Items from a figure collection
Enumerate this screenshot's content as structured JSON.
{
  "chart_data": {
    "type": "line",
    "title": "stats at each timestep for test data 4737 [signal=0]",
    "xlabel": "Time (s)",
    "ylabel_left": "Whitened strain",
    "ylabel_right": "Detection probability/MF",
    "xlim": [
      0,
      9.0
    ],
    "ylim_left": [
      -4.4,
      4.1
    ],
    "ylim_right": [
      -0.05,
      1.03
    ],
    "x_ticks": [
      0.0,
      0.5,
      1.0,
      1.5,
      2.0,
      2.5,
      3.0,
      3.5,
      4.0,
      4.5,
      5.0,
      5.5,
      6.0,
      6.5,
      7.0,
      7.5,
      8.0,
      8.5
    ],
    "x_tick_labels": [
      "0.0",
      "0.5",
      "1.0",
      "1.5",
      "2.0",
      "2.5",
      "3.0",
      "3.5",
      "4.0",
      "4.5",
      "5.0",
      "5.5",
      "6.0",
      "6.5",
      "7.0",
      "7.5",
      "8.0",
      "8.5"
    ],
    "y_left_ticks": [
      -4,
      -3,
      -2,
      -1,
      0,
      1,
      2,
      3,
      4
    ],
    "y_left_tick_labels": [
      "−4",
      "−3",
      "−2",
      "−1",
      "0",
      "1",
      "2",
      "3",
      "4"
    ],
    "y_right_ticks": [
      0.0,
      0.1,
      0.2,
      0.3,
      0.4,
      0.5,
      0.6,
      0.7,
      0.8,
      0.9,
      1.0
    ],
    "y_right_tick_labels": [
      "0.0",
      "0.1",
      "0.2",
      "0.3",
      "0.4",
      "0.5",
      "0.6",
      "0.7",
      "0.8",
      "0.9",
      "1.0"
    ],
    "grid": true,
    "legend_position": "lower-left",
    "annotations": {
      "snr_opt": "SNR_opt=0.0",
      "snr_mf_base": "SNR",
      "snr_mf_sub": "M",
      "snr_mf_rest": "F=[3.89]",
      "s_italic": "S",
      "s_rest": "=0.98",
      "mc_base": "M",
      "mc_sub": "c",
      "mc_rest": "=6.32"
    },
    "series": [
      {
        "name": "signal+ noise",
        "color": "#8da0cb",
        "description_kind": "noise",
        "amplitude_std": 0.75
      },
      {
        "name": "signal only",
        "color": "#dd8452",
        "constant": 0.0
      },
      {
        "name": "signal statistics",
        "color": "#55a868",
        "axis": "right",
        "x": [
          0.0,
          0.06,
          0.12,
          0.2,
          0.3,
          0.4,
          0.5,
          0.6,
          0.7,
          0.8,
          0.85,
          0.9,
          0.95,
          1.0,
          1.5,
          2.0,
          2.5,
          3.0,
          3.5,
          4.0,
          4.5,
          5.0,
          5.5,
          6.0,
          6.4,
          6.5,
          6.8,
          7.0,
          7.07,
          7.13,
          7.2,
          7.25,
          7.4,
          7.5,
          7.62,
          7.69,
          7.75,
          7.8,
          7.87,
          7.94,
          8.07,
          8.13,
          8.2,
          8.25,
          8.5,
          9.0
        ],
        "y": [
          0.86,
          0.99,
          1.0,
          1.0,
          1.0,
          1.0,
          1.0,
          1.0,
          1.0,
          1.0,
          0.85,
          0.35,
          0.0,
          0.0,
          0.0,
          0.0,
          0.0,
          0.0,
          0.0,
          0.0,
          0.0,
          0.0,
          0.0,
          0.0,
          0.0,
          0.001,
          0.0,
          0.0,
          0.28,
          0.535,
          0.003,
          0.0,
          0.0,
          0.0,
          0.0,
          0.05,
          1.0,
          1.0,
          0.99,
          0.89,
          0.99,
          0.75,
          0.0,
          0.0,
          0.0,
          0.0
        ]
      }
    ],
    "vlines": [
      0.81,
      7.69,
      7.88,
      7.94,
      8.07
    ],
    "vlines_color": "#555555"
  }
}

### INSTRUCTIONS TO FOLLOW
Return the listing above in its exact form.

### ANSWER TO THIS TASK
Enumerate this screenshot's content as structured JSON.
{
  "chart_data": {
    "type": "line",
    "title": "stats at each timestep for test data 4737 [signal=0]",
    "xlabel": "Time (s)",
    "ylabel_left": "Whitened strain",
    "ylabel_right": "Detection probability/MF",
    "xlim": [
      0,
      9.0
    ],
    "ylim_left": [
      -4.4,
      4.1
    ],
    "ylim_right": [
      -0.05,
      1.03
    ],
    "x_ticks": [
      0.0,
      0.5,
      1.0,
      1.5,
      2.0,
      2.5,
      3.0,
      3.5,
      4.0,
      4.5,
      5.0,
      5.5,
      6.0,
      6.5,
      7.0,
      7.5,
      8.0,
      8.5
    ],
    "x_tick_labels": [
      "0.0",
      "0.5",
      "1.0",
      "1.5",
      "2.0",
      "2.5",
      "3.0",
      "3.5",
      "4.0",
      "4.5",
      "5.0",
      "5.5",
      "6.0",
      "6.5",
      "7.0",
      "7.5",
      "8.0",
      "8.5"
    ],
    "y_left_ticks": [
      -4,
      -3,
      -2,
      -1,
      0,
      1,
      2,
      3,
      4
    ],
    "y_left_tick_labels": [
      "−4",
      "−3",
      "−2",
      "−1",
      "0",
      "1",
      "2",
      "3",
      "4"
    ],
    "y_right_ticks": [
      0.0,
      0.1,
      0.2,
      0.3,
      0.4,
      0.5,
      0.6,
      0.7,
      0.8,
      0.9,
      1.0
    ],
    "y_right_tick_labels": [
      "0.0",
      "0.1",
      "0.2",
      "0.3",
      "0.4",
      "0.5",
      "0.6",
      "0.7",
      "0.8",
      "0.9",
      "1.0"
    ],
    "grid": true,
    "legend_position": "lower-left",
    "annotations": {
      "snr_opt": "SNR_opt=0.0",
      "snr_mf_base": "SNR",
      "snr_mf_sub": "M",
      "snr_mf_rest": "F=[3.89]",
      "s_italic": "S",
      "s_rest": "=0.98",
      "mc_base": "M",
      "mc_sub": "c",
      "mc_rest": "=6.32"
    },
    "series": [
      {
        "name": "signal+ noise",
        "color": "#8da0cb",
        "description_kind": "noise",
        "amplitude_std": 0.75
      },
      {
        "name": "signal only",
        "color": "#dd8452",
        "constant": 0.0
      },
      {
        "name": "signal statistics",
        "color": "#55a868",
        "axis": "right",
        "x": [
          0.0,
          0.06,
          0.12,
          0.2,
          0.3,
          0.4,
          0.5,
          0.6,
          0.7,
          0.8,
          0.85,
          0.9,
          0.95,
          1.0,
          1.5,
          2.0,
          2.5,
          3.0,
          3.5,
          4.0,
          4.5,
          5.0,
          5.5,
          6.0,
          6.4,
          6.5,
          6.8,
          7.0,
          7.07,
          7.13,
          7.2,
          7.25,
          7.4,
          7.5,
          7.62,
          7.69,
          7.75,
          7.8,
          7.87,
          7.94,
          8.07,
          8.13,
          8.2,
          8.25,
          8.5,
          9.0
        ],
        "y": [
          0.86,
          0.99,
          1.0,
          1.0,
          1.0,
          1.0,
          1.0,
          1.0,
          1.0,
          1.0,
          0.85,
          0.35,
          0.0,
          0.0,
          0.0,
          0.0,
          0.0,
          0.0,
          0.0,
          0.0,
          0.0,
          0.0,
          0.0,
          0.0,
          0.0,
          0.001,
          0.0,
          0.0,
          0.28,
          0.535,
          0.003,
          0.0,
          0.0,
          0.0,
          0.0,
          0.05,
          1.0,
          1.0,
          0.99,
          0.89,
          0.99,
          0.75,
          0.0,
          0.0,
          0.0,
          0.0
        ]
      }
    ],
    "vlines": [
      0.81,
      7.69,
      7.88,
      7.94,
      8.07
    ],
    "vlines_color": "#555555"
  }
}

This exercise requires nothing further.